— START —

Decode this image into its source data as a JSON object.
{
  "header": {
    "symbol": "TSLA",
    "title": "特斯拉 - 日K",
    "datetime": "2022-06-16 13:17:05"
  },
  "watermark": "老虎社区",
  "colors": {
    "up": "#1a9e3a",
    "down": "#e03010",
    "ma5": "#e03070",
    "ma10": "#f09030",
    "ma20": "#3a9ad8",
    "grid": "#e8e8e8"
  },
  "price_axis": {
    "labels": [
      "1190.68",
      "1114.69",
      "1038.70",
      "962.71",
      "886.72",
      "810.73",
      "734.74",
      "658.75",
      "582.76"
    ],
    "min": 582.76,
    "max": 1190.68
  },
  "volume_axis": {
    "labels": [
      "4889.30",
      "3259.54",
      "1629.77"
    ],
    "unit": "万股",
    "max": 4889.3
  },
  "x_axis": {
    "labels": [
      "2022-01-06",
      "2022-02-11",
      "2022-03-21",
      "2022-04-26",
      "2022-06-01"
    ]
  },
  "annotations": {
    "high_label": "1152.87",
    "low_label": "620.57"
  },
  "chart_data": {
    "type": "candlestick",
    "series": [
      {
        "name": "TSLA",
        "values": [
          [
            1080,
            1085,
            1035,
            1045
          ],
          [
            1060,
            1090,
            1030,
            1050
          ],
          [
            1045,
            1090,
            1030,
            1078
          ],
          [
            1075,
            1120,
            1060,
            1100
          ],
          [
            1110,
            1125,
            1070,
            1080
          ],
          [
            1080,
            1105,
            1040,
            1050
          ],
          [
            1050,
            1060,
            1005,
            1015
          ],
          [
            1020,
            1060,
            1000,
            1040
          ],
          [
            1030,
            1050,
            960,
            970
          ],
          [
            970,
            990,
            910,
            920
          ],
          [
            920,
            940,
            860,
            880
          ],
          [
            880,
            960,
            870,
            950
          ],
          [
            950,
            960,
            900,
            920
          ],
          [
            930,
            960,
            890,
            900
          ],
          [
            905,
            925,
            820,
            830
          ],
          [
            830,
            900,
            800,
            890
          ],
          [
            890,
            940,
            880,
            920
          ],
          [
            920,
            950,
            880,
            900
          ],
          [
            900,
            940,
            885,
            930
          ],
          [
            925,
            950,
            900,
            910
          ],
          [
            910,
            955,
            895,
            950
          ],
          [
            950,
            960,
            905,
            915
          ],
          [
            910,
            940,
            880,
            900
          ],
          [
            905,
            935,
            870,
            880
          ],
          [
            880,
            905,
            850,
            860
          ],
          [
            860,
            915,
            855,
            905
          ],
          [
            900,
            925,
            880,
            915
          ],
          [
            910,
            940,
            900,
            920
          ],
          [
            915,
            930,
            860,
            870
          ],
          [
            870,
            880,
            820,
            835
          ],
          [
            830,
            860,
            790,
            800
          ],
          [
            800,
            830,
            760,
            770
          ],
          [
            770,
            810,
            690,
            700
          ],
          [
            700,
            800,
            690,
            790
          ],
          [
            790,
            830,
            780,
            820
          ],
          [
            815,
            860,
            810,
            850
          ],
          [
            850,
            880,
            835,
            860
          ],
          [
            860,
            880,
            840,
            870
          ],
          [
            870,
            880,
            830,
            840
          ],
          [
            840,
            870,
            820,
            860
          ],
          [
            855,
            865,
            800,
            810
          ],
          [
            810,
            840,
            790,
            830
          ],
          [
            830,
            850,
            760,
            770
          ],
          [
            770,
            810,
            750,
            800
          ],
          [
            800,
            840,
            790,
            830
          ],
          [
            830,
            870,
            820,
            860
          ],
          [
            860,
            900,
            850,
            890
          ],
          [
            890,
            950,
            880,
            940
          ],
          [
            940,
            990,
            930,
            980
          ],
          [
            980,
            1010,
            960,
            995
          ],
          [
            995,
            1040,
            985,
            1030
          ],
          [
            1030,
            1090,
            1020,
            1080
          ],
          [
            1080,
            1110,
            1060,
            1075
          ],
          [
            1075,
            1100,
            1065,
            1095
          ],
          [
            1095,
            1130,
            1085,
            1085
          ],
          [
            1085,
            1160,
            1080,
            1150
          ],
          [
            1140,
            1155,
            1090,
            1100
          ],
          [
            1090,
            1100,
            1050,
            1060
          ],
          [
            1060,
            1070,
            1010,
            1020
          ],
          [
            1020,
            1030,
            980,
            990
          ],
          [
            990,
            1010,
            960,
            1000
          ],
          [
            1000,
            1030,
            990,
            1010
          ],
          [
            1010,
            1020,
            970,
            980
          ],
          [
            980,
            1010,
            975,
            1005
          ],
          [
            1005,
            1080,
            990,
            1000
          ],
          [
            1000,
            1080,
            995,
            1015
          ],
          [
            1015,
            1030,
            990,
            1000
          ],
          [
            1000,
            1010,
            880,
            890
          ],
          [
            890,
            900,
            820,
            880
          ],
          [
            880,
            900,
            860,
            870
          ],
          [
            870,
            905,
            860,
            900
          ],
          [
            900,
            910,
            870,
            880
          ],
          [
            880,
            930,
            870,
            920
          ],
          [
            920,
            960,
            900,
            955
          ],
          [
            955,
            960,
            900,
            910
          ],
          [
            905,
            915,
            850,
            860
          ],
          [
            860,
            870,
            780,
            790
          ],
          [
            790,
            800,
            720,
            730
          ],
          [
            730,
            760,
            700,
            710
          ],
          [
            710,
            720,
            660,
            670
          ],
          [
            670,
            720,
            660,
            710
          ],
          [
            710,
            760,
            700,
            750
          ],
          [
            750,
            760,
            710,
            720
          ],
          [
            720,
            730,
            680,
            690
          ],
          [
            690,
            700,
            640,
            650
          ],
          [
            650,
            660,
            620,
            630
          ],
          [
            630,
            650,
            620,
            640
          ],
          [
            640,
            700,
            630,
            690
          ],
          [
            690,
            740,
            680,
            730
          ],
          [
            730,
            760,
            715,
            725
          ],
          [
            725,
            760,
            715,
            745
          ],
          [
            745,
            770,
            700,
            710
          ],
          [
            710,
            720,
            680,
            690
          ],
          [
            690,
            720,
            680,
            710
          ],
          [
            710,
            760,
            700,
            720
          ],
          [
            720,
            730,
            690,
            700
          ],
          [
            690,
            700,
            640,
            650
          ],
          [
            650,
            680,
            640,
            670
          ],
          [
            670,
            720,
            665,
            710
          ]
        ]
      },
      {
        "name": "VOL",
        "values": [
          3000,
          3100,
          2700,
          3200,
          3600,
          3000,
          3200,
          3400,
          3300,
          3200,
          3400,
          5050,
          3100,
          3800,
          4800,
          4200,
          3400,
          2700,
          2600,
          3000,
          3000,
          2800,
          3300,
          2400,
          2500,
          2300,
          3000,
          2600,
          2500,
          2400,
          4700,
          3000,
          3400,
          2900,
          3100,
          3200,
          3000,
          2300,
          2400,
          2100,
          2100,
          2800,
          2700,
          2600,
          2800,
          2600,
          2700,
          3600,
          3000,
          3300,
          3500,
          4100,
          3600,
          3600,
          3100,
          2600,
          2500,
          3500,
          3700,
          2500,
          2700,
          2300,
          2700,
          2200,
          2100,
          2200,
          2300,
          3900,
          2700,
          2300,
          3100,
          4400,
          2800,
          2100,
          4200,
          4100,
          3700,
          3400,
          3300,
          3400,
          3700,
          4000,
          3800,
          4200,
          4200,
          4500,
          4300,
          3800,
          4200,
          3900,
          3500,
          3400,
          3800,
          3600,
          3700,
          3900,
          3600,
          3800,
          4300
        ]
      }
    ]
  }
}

— END —

[EXERCISE] Take the entries above and copy them out exactly.

[SOLVED EXERCISE]
Decode this image into its source data as a JSON object.
{
  "header": {
    "symbol": "TSLA",
    "title": "特斯拉 - 日K",
    "datetime": "2022-06-16 13:17:05"
  },
  "watermark": "老虎社区",
  "colors": {
    "up": "#1a9e3a",
    "down": "#e03010",
    "ma5": "#e03070",
    "ma10": "#f09030",
    "ma20": "#3a9ad8",
    "grid": "#e8e8e8"
  },
  "price_axis": {
    "labels": [
      "1190.68",
      "1114.69",
      "1038.70",
      "962.71",
      "886.72",
      "810.73",
      "734.74",
      "658.75",
      "582.76"
    ],
    "min": 582.76,
    "max": 1190.68
  },
  "volume_axis": {
    "labels": [
      "4889.30",
      "3259.54",
      "1629.77"
    ],
    "unit": "万股",
    "max": 4889.3
  },
  "x_axis": {
    "labels": [
      "2022-01-06",
      "2022-02-11",
      "2022-03-21",
      "2022-04-26",
      "2022-06-01"
    ]
  },
  "annotations": {
    "high_label": "1152.87",
    "low_label": "620.57"
  },
  "chart_data": {
    "type": "candlestick",
    "series": [
      {
        "name": "TSLA",
        "values": [
          [
            1080,
            1085,
            1035,
            1045
          ],
          [
            1060,
            1090,
            1030,
            1050
          ],
          [
            1045,
            1090,
            1030,
            1078
          ],
          [
            1075,
            1120,
            1060,
            1100
          ],
          [
            1110,
            1125,
            1070,
            1080
          ],
          [
            1080,
            1105,
            1040,
            1050
          ],
          [
            1050,
            1060,
            1005,
            1015
          ],
          [
            1020,
            1060,
            1000,
            1040
          ],
          [
            1030,
            1050,
            960,
            970
          ],
          [
            970,
            990,
            910,
            920
          ],
          [
            920,
            940,
            860,
            880
          ],
          [
            880,
            960,
            870,
            950
          ],
          [
            950,
            960,
            900,
            920
          ],
          [
            930,
            960,
            890,
            900
          ],
          [
            905,
            925,
            820,
            830
          ],
          [
            830,
            900,
            800,
            890
          ],
          [
            890,
            940,
            880,
            920
          ],
          [
            920,
            950,
            880,
            900
          ],
          [
            900,
            940,
            885,
            930
          ],
          [
            925,
            950,
            900,
            910
          ],
          [
            910,
            955,
            895,
            950
          ],
          [
            950,
            960,
            905,
            915
          ],
          [
            910,
            940,
            880,
            900
          ],
          [
            905,
            935,
            870,
            880
          ],
          [
            880,
            905,
            850,
            860
          ],
          [
            860,
            915,
            855,
            905
          ],
          [
            900,
            925,
            880,
            915
          ],
          [
            910,
            940,
            900,
            920
          ],
          [
            915,
            930,
            860,
            870
          ],
          [
            870,
            880,
            820,
            835
          ],
          [
            830,
            860,
            790,
            800
          ],
          [
            800,
            830,
            760,
            770
          ],
          [
            770,
            810,
            690,
            700
          ],
          [
            700,
            800,
            690,
            790
          ],
          [
            790,
            830,
            780,
            820
          ],
          [
            815,
            860,
            810,
            850
          ],
          [
            850,
            880,
            835,
            860
          ],
          [
            860,
            880,
            840,
            870
          ],
          [
            870,
            880,
            830,
            840
          ],
          [
            840,
            870,
            820,
            860
          ],
          [
            855,
            865,
            800,
            810
          ],
          [
            810,
            840,
            790,
            830
          ],
          [
            830,
            850,
            760,
            770
          ],
          [
            770,
            810,
            750,
            800
          ],
          [
            800,
            840,
            790,
            830
          ],
          [
            830,
            870,
            820,
            860
          ],
          [
            860,
            900,
            850,
            890
          ],
          [
            890,
            950,
            880,
            940
          ],
          [
            940,
            990,
            930,
            980
          ],
          [
            980,
            1010,
            960,
            995
          ],
          [
            995,
            1040,
            985,
            1030
          ],
          [
            1030,
            1090,
            1020,
            1080
          ],
          [
            1080,
            1110,
            1060,
            1075
          ],
          [
            1075,
            1100,
            1065,
            1095
          ],
          [
            1095,
            1130,
            1085,
            1085
          ],
          [
            1085,
            1160,
            1080,
            1150
          ],
          [
            1140,
            1155,
            1090,
            1100
          ],
          [
            1090,
            1100,
            1050,
            1060
          ],
          [
            1060,
            1070,
            1010,
            1020
          ],
          [
            1020,
            1030,
            980,
            990
          ],
          [
            990,
            1010,
            960,
            1000
          ],
          [
            1000,
            1030,
            990,
            1010
          ],
          [
            1010,
            1020,
            970,
            980
          ],
          [
            980,
            1010,
            975,
            1005
          ],
          [
            1005,
            1080,
            990,
            1000
          ],
          [
            1000,
            1080,
            995,
            1015
          ],
          [
            1015,
            1030,
            990,
            1000
          ],
          [
            1000,
            1010,
            880,
            890
          ],
          [
            890,
            900,
            820,
            880
          ],
          [
            880,
            900,
            860,
            870
          ],
          [
            870,
            905,
            860,
            900
          ],
          [
            900,
            910,
            870,
            880
          ],
          [
            880,
            930,
            870,
            920
          ],
          [
            920,
            960,
            900,
            955
          ],
          [
            955,
            960,
            900,
            910
          ],
          [
            905,
            915,
            850,
            860
          ],
          [
            860,
            870,
            780,
            790
          ],
          [
            790,
            800,
            720,
            730
          ],
          [
            730,
            760,
            700,
            710
          ],
          [
            710,
            720,
            660,
            670
          ],
          [
            670,
            720,
            660,
            710
          ],
          [
            710,
            760,
            700,
            750
          ],
          [
            750,
            760,
            710,
            720
          ],
          [
            720,
            730,
            680,
            690
          ],
          [
            690,
            700,
            640,
            650
          ],
          [
            650,
            660,
            620,
            630
          ],
          [
            630,
            650,
            620,
            640
          ],
          [
            640,
            700,
            630,
            690
          ],
          [
            690,
            740,
            680,
            730
          ],
          [
            730,
            760,
            715,
            725
          ],
          [
            725,
            760,
            715,
            745
          ],
          [
            745,
            770,
            700,
            710
          ],
          [
            710,
            720,
            680,
            690
          ],
          [
            690,
            720,
            680,
            710
          ],
          [
            710,
            760,
            700,
            720
          ],
          [
            720,
            730,
            690,
            700
          ],
          [
            690,
            700,
            640,
            650
          ],
          [
            650,
            680,
            640,
            670
          ],
          [
            670,
            720,
            665,
            710
          ]
        ]
      },
      {
        "name": "VOL",
        "values": [
          3000,
          3100,
          2700,
          3200,
          3600,
          3000,
          3200,
          3400,
          3300,
          3200,
          3400,
          5050,
          3100,
          3800,
          4800,
          4200,
          3400,
          2700,
          2600,
          3000,
          3000,
          2800,
          3300,
          2400,
          2500,
          2300,
          3000,
          2600,
          2500,
          2400,
          4700,
          3000,
          3400,
          2900,
          3100,
          3200,
          3000,
          2300,
          2400,
          2100,
          2100,
          2800,
          2700,
          2600,
          2800,
          2600,
          2700,
          3600,
          3000,
          3300,
          3500,
          4100,
          3600,
          3600,
          3100,
          2600,
          2500,
          3500,
          3700,
          2500,
          2700,
          2300,
          2700,
          2200,
          2100,
          2200,
          2300,
          3900,
          2700,
          2300,
          3100,
          4400,
          2800,
          2100,
          4200,
          4100,
          3700,
          3400,
          3300,
          3400,
          3700,
          4000,
          3800,
          4200,
          4200,
          4500,
          4300,
          3800,
          4200,
          3900,
          3500,
          3400,
          3800,
          3600,
          3700,
          3900,
          3600,
          3800,
          4300
        ]
      }
    ]
  }
}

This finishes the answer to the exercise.